__TASK INPUTS__
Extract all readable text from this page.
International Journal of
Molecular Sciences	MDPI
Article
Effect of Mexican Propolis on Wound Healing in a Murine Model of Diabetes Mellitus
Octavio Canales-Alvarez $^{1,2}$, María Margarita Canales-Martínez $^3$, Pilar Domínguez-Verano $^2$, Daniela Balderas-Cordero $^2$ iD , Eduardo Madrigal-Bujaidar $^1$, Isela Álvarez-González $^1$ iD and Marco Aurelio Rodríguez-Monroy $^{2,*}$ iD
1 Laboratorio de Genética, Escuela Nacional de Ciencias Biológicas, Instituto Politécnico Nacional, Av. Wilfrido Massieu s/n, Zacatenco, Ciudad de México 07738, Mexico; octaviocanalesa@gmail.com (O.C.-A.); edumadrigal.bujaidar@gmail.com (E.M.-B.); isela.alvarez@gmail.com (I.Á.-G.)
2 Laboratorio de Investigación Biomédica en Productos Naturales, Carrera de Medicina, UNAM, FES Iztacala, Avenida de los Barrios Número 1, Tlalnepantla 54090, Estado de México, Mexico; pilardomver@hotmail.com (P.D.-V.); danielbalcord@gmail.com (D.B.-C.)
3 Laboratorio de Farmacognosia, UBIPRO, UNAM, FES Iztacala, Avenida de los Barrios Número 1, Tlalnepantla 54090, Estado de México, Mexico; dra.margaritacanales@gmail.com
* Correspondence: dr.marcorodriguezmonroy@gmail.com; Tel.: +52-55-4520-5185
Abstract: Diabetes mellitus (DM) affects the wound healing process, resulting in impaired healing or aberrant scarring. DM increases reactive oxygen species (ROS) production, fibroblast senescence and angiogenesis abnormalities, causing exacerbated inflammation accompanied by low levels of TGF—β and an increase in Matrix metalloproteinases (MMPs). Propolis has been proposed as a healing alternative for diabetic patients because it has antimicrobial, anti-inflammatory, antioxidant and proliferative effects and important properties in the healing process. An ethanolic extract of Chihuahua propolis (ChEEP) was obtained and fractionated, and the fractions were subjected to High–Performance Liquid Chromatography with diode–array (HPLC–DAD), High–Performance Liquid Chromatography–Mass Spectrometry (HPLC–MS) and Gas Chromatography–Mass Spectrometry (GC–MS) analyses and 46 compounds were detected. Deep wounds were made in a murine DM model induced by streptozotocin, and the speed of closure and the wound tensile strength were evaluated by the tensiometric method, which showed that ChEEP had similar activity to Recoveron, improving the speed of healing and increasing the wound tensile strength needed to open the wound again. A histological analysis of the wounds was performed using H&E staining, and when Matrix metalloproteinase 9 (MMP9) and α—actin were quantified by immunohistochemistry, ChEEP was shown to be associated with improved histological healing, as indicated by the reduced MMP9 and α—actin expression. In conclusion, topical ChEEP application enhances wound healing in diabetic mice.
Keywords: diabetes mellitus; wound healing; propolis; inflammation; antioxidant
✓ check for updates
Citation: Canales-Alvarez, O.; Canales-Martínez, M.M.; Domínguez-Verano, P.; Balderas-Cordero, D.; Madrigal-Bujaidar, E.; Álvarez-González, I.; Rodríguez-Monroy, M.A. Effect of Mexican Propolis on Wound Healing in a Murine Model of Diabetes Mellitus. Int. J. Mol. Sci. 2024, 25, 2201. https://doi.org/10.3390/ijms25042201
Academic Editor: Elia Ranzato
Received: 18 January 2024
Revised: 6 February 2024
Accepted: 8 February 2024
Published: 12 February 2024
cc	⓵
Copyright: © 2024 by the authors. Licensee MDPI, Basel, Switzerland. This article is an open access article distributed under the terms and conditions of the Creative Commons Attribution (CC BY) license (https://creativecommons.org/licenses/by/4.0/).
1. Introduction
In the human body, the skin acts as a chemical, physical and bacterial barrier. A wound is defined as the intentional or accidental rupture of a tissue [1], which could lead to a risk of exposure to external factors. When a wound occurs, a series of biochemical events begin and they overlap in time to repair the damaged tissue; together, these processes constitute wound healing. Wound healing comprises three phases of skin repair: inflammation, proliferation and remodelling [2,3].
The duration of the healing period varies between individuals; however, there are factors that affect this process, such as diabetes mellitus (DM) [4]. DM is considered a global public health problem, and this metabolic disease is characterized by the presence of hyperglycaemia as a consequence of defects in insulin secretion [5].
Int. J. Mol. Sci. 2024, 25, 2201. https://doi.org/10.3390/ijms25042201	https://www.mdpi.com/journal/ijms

__DIRECTIONS FOR THIS TASK__
Reproduce the listing in full, exactly, so that no line is missing.

__SOLUTION TO THIS TASK__
Extract all readable text from this page.
International Journal of
Molecular Sciences	MDPI
Article
Effect of Mexican Propolis on Wound Healing in a Murine Model of Diabetes Mellitus
Octavio Canales-Alvarez $^{1,2}$, María Margarita Canales-Martínez $^3$, Pilar Domínguez-Verano $^2$, Daniela Balderas-Cordero $^2$ iD , Eduardo Madrigal-Bujaidar $^1$, Isela Álvarez-González $^1$ iD and Marco Aurelio Rodríguez-Monroy $^{2,*}$ iD
1 Laboratorio de Genética, Escuela Nacional de Ciencias Biológicas, Instituto Politécnico Nacional, Av. Wilfrido Massieu s/n, Zacatenco, Ciudad de México 07738, Mexico; octaviocanalesa@gmail.com (O.C.-A.); edumadrigal.bujaidar@gmail.com (E.M.-B.); isela.alvarez@gmail.com (I.Á.-G.)
2 Laboratorio de Investigación Biomédica en Productos Naturales, Carrera de Medicina, UNAM, FES Iztacala, Avenida de los Barrios Número 1, Tlalnepantla 54090, Estado de México, Mexico; pilardomver@hotmail.com (P.D.-V.); danielbalcord@gmail.com (D.B.-C.)
3 Laboratorio de Farmacognosia, UBIPRO, UNAM, FES Iztacala, Avenida de los Barrios Número 1, Tlalnepantla 54090, Estado de México, Mexico; dra.margaritacanales@gmail.com
* Correspondence: dr.marcorodriguezmonroy@gmail.com; Tel.: +52-55-4520-5185
Abstract: Diabetes mellitus (DM) affects the wound healing process, resulting in impaired healing or aberrant scarring. DM increases reactive oxygen species (ROS) production, fibroblast senescence and angiogenesis abnormalities, causing exacerbated inflammation accompanied by low levels of TGF—β and an increase in Matrix metalloproteinases (MMPs). Propolis has been proposed as a healing alternative for diabetic patients because it has antimicrobial, anti-inflammatory, antioxidant and proliferative effects and important properties in the healing process. An ethanolic extract of Chihuahua propolis (ChEEP) was obtained and fractionated, and the fractions were subjected to High–Performance Liquid Chromatography with diode–array (HPLC–DAD), High–Performance Liquid Chromatography–Mass Spectrometry (HPLC–MS) and Gas Chromatography–Mass Spectrometry (GC–MS) analyses and 46 compounds were detected. Deep wounds were made in a murine DM model induced by streptozotocin, and the speed of closure and the wound tensile strength were evaluated by the tensiometric method, which showed that ChEEP had similar activity to Recoveron, improving the speed of healing and increasing the wound tensile strength needed to open the wound again. A histological analysis of the wounds was performed using H&E staining, and when Matrix metalloproteinase 9 (MMP9) and α—actin were quantified by immunohistochemistry, ChEEP was shown to be associated with improved histological healing, as indicated by the reduced MMP9 and α—actin expression. In conclusion, topical ChEEP application enhances wound healing in diabetic mice.
Keywords: diabetes mellitus; wound healing; propolis; inflammation; antioxidant
✓ check for updates
Citation: Canales-Alvarez, O.; Canales-Martínez, M.M.; Domínguez-Verano, P.; Balderas-Cordero, D.; Madrigal-Bujaidar, E.; Álvarez-González, I.; Rodríguez-Monroy, M.A. Effect of Mexican Propolis on Wound Healing in a Murine Model of Diabetes Mellitus. Int. J. Mol. Sci. 2024, 25, 2201. https://doi.org/10.3390/ijms25042201
Academic Editor: Elia Ranzato
Received: 18 January 2024
Revised: 6 February 2024
Accepted: 8 February 2024
Published: 12 February 2024
cc	⓵
Copyright: © 2024 by the authors. Licensee MDPI, Basel, Switzerland. This article is an open access article distributed under the terms and conditions of the Creative Commons Attribution (CC BY) license (https://creativecommons.org/licenses/by/4.0/).
1. Introduction
In the human body, the skin acts as a chemical, physical and bacterial barrier. A wound is defined as the intentional or accidental rupture of a tissue [1], which could lead to a risk of exposure to external factors. When a wound occurs, a series of biochemical events begin and they overlap in time to repair the damaged tissue; together, these processes constitute wound healing. Wound healing comprises three phases of skin repair: inflammation, proliferation and remodelling [2,3].
The duration of the healing period varies between individuals; however, there are factors that affect this process, such as diabetes mellitus (DM) [4]. DM is considered a global public health problem, and this metabolic disease is characterized by the presence of hyperglycaemia as a consequence of defects in insulin secretion [5].
Int. J. Mol. Sci. 2024, 25, 2201. https://doi.org/10.3390/ijms25042201	https://www.mdpi.com/journal/ijms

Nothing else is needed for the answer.